GOAL
List the lines of this listing that hold the word "equally".

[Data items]
:::
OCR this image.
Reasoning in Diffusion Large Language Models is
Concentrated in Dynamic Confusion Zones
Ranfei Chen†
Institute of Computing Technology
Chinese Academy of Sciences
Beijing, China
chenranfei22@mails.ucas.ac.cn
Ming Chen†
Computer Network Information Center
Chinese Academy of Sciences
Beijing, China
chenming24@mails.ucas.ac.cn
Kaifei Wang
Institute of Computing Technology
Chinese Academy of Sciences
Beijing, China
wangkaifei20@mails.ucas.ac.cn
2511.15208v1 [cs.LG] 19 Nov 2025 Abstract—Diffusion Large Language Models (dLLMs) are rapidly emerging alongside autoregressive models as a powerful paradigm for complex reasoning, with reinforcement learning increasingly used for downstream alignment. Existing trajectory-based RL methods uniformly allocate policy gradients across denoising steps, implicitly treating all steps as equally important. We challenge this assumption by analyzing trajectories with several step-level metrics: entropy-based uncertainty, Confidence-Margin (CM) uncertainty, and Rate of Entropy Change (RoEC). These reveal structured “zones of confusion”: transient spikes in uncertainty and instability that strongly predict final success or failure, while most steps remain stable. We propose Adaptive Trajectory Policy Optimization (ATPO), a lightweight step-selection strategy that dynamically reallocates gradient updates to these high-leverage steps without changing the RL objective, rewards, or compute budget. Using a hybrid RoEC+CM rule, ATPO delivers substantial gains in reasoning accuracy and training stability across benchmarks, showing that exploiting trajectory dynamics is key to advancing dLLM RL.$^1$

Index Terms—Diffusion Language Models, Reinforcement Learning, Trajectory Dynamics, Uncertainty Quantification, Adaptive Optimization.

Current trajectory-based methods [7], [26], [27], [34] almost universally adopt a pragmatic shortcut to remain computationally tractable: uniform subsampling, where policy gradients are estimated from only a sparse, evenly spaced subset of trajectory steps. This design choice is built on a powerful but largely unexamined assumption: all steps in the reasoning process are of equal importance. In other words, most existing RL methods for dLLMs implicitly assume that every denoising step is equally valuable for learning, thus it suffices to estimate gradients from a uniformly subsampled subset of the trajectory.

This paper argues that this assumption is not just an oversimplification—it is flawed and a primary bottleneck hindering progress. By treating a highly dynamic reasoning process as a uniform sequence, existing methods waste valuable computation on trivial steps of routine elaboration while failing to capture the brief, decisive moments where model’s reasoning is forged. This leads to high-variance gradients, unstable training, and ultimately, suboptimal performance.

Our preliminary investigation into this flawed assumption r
:::
SOLUTION
2511.15208v1 [cs.LG] 19 Nov 2025 Abstract—Diffusion Large Language Models (dLLMs) are rapidly emerging alongside autoregressive models as a powerful paradigm for complex reasoning, with reinforcement learning increasingly used for downstream alignment. Existing trajectory-based RL methods uniformly allocate policy gradients across denoising steps, implicitly treating all steps as equally important. We challenge this assumption by analyzing trajectories with several step-level metrics: entropy-based uncertainty, Confidence-Margin (CM) uncertainty, and Rate of Entropy Change (RoEC). These reveal structured “zones of confusion”: transient spikes in uncertainty and instability that strongly predict final success or failure, while most steps remain stable. We propose Adaptive Trajectory Policy Optimization (ATPO), a lightweight step-selection strategy that dynamically reallocates gradient updates to these high-leverage steps without changing the RL objective, rewards, or compute budget. Using a hybrid RoEC+CM rule, ATPO delivers substantial gains in reasoning accuracy and training stability across benchmarks, showing that exploiting trajectory dynamics is key to advancing dLLM RL.$^1$
Current trajectory-based methods [7], [26], [27], [34] almost universally adopt a pragmatic shortcut to remain computationally tractable: uniform subsampling, where policy gradients are estimated from only a sparse, evenly spaced subset of trajectory steps. This design choice is built on a powerful but largely unexamined assumption: all steps in the reasoning process are of equal importance. In other words, most existing RL methods for dLLMs implicitly assume that every denoising step is equally valuable for learning, thus it suffices to estimate gradients from a uniformly subsampled subset of the trajectory.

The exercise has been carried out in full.